Looking at the listing, state how many of its lines contain the string "candlestick". Write only the number.
-- start --
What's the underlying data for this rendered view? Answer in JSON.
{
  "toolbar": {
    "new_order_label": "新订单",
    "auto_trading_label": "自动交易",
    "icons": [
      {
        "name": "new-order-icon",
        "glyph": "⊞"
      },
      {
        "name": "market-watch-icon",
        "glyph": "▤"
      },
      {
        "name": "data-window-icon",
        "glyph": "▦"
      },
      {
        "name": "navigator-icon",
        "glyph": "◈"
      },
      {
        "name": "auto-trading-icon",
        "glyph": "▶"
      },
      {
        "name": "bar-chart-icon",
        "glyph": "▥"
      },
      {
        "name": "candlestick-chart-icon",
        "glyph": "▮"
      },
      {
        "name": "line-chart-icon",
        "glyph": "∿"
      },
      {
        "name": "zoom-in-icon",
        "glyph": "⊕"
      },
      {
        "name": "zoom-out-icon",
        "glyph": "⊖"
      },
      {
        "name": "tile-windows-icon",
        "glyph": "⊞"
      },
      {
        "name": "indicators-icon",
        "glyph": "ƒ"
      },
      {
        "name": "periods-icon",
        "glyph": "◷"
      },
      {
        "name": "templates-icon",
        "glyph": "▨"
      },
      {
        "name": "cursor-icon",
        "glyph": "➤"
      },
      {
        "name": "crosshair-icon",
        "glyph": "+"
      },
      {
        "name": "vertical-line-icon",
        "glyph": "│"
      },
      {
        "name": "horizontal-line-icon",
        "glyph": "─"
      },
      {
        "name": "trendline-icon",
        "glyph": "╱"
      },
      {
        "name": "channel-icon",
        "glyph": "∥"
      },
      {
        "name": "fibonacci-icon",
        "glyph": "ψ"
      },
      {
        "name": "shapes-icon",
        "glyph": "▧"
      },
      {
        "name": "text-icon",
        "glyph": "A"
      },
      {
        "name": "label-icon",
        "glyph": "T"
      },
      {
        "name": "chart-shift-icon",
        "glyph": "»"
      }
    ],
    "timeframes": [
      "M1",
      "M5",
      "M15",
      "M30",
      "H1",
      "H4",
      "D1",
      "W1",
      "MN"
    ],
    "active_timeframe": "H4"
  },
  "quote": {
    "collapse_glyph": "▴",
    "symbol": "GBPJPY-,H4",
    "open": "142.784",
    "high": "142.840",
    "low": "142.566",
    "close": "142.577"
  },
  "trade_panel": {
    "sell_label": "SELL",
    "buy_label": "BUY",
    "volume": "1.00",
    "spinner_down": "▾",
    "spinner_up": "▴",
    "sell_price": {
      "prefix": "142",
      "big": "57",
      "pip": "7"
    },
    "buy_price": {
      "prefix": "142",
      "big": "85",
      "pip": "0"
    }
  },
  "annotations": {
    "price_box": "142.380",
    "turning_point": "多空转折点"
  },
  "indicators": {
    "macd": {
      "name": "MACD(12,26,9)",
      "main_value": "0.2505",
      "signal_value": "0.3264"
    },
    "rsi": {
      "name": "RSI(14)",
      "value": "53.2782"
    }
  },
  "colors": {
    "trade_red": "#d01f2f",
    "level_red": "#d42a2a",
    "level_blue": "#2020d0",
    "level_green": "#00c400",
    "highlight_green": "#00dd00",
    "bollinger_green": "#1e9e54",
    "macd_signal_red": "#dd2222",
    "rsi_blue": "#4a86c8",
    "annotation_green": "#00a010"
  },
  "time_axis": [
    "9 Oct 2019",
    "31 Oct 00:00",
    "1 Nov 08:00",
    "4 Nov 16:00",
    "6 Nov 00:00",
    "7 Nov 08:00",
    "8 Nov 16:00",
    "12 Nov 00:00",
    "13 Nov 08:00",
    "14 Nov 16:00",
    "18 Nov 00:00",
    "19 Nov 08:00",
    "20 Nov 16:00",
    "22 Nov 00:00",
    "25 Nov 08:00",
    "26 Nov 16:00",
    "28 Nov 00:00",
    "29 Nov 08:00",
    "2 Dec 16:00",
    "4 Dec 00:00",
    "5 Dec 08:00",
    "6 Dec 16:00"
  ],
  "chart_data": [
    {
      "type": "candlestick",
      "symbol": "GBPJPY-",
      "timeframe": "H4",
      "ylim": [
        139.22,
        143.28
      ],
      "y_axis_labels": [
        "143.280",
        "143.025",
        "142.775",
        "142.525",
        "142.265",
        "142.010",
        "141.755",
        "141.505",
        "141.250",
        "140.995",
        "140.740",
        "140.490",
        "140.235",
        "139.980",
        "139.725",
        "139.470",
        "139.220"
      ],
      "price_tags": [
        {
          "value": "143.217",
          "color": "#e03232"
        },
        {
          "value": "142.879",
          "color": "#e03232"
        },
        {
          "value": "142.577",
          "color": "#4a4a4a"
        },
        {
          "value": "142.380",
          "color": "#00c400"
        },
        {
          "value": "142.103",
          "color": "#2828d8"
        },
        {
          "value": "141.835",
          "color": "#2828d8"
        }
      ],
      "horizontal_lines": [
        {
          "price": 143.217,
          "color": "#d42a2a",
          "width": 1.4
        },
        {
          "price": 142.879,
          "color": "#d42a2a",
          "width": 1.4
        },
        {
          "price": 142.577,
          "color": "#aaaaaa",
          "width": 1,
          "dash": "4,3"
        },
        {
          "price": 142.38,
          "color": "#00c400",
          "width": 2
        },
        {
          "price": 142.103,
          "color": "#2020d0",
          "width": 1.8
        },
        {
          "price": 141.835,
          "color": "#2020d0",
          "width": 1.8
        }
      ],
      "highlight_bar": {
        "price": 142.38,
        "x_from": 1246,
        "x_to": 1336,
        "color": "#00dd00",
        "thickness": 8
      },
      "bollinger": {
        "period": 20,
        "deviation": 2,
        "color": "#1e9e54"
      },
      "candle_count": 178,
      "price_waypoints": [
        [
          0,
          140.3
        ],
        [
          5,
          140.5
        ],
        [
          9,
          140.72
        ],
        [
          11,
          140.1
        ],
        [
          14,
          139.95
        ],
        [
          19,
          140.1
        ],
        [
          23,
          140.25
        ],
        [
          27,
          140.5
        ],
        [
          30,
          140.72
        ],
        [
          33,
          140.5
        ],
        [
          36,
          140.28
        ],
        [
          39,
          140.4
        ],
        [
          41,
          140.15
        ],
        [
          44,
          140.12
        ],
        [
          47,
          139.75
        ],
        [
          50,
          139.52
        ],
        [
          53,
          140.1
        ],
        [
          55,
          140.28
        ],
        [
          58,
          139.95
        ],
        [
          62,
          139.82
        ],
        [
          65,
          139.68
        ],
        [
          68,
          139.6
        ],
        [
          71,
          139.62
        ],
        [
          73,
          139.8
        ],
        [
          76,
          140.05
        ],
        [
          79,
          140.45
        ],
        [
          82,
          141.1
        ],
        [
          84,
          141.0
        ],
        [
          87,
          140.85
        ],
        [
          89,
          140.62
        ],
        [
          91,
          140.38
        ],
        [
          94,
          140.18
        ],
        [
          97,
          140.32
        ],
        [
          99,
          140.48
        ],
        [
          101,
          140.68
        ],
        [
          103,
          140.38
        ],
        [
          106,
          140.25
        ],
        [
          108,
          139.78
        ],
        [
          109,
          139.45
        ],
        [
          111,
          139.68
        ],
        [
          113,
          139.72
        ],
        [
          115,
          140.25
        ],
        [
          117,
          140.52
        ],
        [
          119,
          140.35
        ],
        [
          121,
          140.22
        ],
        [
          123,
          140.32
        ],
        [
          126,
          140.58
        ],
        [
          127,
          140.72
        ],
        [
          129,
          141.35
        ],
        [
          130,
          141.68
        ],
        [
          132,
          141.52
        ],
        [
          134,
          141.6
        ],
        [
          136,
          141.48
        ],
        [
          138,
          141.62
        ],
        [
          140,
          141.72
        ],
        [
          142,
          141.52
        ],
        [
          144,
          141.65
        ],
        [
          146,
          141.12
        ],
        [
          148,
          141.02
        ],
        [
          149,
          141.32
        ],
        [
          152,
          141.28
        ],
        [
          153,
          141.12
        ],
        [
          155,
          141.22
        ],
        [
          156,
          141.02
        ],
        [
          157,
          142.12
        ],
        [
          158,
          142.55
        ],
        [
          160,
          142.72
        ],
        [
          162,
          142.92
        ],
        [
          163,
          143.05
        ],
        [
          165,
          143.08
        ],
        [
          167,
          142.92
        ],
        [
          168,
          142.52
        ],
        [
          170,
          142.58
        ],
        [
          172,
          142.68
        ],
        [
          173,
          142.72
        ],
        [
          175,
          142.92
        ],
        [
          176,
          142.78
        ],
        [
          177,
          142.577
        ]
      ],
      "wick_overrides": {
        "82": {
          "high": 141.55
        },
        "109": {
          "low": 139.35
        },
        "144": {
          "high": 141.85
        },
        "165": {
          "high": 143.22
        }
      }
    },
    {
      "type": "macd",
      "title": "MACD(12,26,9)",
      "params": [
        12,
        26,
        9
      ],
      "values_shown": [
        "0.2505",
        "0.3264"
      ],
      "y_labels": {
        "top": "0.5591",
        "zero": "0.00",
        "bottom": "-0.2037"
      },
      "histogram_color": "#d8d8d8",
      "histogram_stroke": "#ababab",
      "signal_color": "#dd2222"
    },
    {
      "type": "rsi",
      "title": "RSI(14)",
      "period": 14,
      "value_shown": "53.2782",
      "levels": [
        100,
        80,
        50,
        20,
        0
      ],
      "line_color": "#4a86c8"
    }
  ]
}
-- end --
Solution for this task:
2